EXERCISE OBJECTIVE →
Please quote every line of the records below verbatim, leaving out the pictures.

LISTED ENTRIES start

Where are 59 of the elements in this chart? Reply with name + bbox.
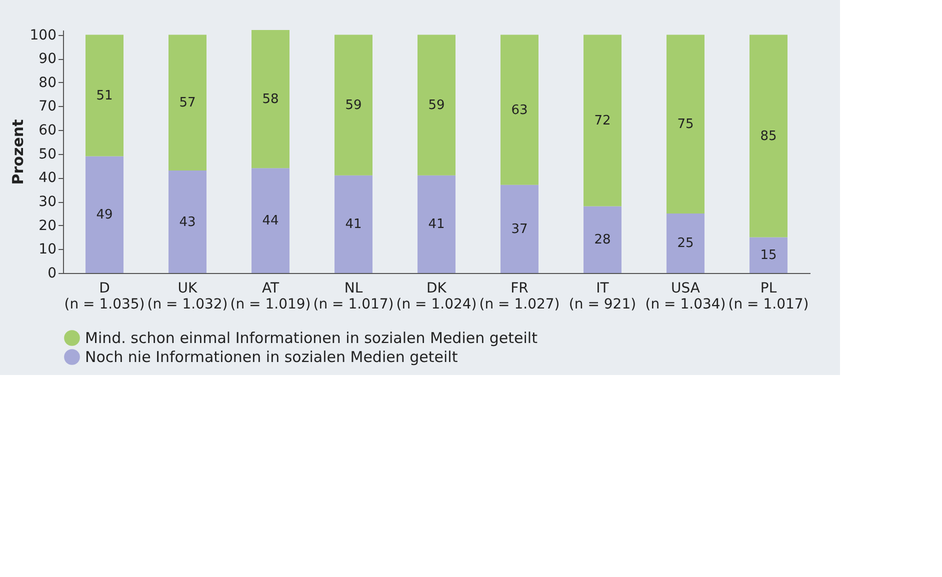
- bar: [418, 34, 456, 176]
- data-label: 41: [345, 217, 362, 232]
- bar: [750, 237, 788, 273]
- legend-label: Mind. schon einmal Informationen in sozialen Medien geteilt: [85, 329, 538, 347]
- y-tick-label: 30: [38, 194, 56, 210]
- bar: [168, 170, 206, 273]
- data-label: 44: [262, 214, 279, 229]
- x-tick-label: IT (n = 921): [568, 280, 636, 312]
- bar: [334, 34, 372, 176]
- y-tick-label: 40: [38, 170, 56, 186]
- y-tick-label: 0: [48, 266, 56, 282]
- data-label: 57: [179, 96, 196, 111]
- y-tick-label: 90: [38, 51, 56, 68]
- bar: [334, 175, 372, 273]
- bar: [666, 213, 704, 273]
- data-label: 72: [594, 114, 611, 129]
- x-tick-label: AT (n = 1.019): [230, 280, 311, 312]
- y-tick-label: 50: [38, 146, 56, 162]
- x-tick-label: FR (n = 1.027): [479, 280, 560, 312]
- x-tick-label: NL (n = 1.017): [313, 280, 394, 312]
- bar: [666, 34, 704, 214]
- y-tick-label: 20: [38, 218, 56, 234]
- data-label: 49: [96, 208, 113, 223]
- data-label: 59: [428, 98, 445, 114]
- data-label: 37: [511, 222, 528, 237]
- bar: [86, 34, 124, 156]
- legend-label: Noch nie Informationen in sozialen Medien geteilt: [85, 348, 458, 366]
- data-label: 63: [511, 102, 528, 118]
- data-label: 15: [760, 248, 777, 264]
- data-label: 51: [96, 88, 113, 104]
- x-tick-label: D (n = 1.035): [64, 280, 145, 312]
- bar: [168, 34, 206, 171]
- x-tick-label: USA (n = 1.034): [645, 280, 726, 312]
- bar: [584, 34, 622, 206]
- data-label: 41: [428, 217, 445, 232]
- data-label: 28: [594, 232, 611, 248]
- x-tick-label: UK (n = 1.032): [147, 280, 228, 312]
- data-label: 85: [760, 129, 777, 144]
- bar: [750, 34, 788, 238]
- data-label: 25: [677, 236, 694, 252]
- y-tick-label: 70: [38, 98, 56, 115]
- y-tick-label: 100: [30, 27, 56, 44]
- bar: [418, 175, 456, 273]
- data-label: 59: [345, 98, 362, 114]
- data-label: 75: [677, 117, 694, 132]
- bar: [252, 30, 290, 168]
- bar: [500, 34, 538, 185]
- y-tick-label: 10: [38, 242, 56, 258]
- y-axis-title: Prozent: [8, 119, 27, 185]
- bar: [86, 156, 124, 273]
- y-tick-label: 80: [38, 74, 56, 91]
- x-tick-label: PL (n = 1.017): [728, 280, 809, 312]
- bar: [252, 168, 290, 273]
- bar: [584, 206, 622, 273]
- x-tick-label: DK (n = 1.024): [396, 280, 477, 312]
- data-label: 43: [179, 214, 196, 230]
- bar: [500, 184, 538, 273]
- y-tick-label: 60: [38, 122, 56, 139]
- data-label: 58: [262, 92, 279, 108]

LISTED ENTRIES end

TASK OUTPUT →
Where are 59 of the elements in this chart? Reply with name + bbox.
- bar: [418, 34, 456, 176]
- data-label: 41: [345, 217, 362, 232]
- bar: [750, 237, 788, 273]
- legend-label: Mind. schon einmal Informationen in sozialen Medien geteilt: [85, 329, 538, 347]
- y-tick-label: 30: [38, 194, 56, 210]
- bar: [168, 170, 206, 273]
- data-label: 44: [262, 214, 279, 229]
- x-tick-label: IT (n = 921): [568, 280, 636, 312]
- bar: [334, 34, 372, 176]
- y-tick-label: 40: [38, 170, 56, 186]
- y-tick-label: 0: [48, 266, 56, 282]
- data-label: 57: [179, 96, 196, 111]
- y-tick-label: 90: [38, 51, 56, 68]
- bar: [334, 175, 372, 273]
- bar: [666, 213, 704, 273]
- data-label: 72: [594, 114, 611, 129]
- x-tick-label: AT (n = 1.019): [230, 280, 311, 312]
- y-tick-label: 50: [38, 146, 56, 162]
- x-tick-label: FR (n = 1.027): [479, 280, 560, 312]
- x-tick-label: NL (n = 1.017): [313, 280, 394, 312]
- bar: [666, 34, 704, 214]
- y-tick-label: 20: [38, 218, 56, 234]
- data-label: 49: [96, 208, 113, 223]
- data-label: 59: [428, 98, 445, 114]
- data-label: 37: [511, 222, 528, 237]
- bar: [86, 34, 124, 156]
- legend-label: Noch nie Informationen in sozialen Medien geteilt: [85, 348, 458, 366]
- data-label: 63: [511, 102, 528, 118]
- data-label: 15: [760, 248, 777, 264]
- data-label: 51: [96, 88, 113, 104]
- x-tick-label: D (n = 1.035): [64, 280, 145, 312]
- bar: [168, 34, 206, 171]
- x-tick-label: USA (n = 1.034): [645, 280, 726, 312]
- bar: [584, 34, 622, 206]
- data-label: 41: [428, 217, 445, 232]
- data-label: 28: [594, 232, 611, 248]
- x-tick-label: UK (n = 1.032): [147, 280, 228, 312]
- data-label: 85: [760, 129, 777, 144]
- bar: [750, 34, 788, 238]
- data-label: 25: [677, 236, 694, 252]
- y-tick-label: 70: [38, 98, 56, 115]
- y-tick-label: 100: [30, 27, 56, 44]
- bar: [418, 175, 456, 273]
- data-label: 59: [345, 98, 362, 114]
- data-label: 75: [677, 117, 694, 132]
- bar: [252, 30, 290, 168]
- bar: [500, 34, 538, 185]
- y-tick-label: 10: [38, 242, 56, 258]
- y-axis-title: Prozent: [8, 119, 27, 185]
- bar: [86, 156, 124, 273]
- y-tick-label: 80: [38, 74, 56, 91]
- x-tick-label: PL (n = 1.017): [728, 280, 809, 312]
- bar: [252, 168, 290, 273]
- bar: [584, 206, 622, 273]
- x-tick-label: DK (n = 1.024): [396, 280, 477, 312]
- data-label: 43: [179, 214, 196, 230]
- bar: [500, 184, 538, 273]
- y-tick-label: 60: [38, 122, 56, 139]
- data-label: 58: [262, 92, 279, 108]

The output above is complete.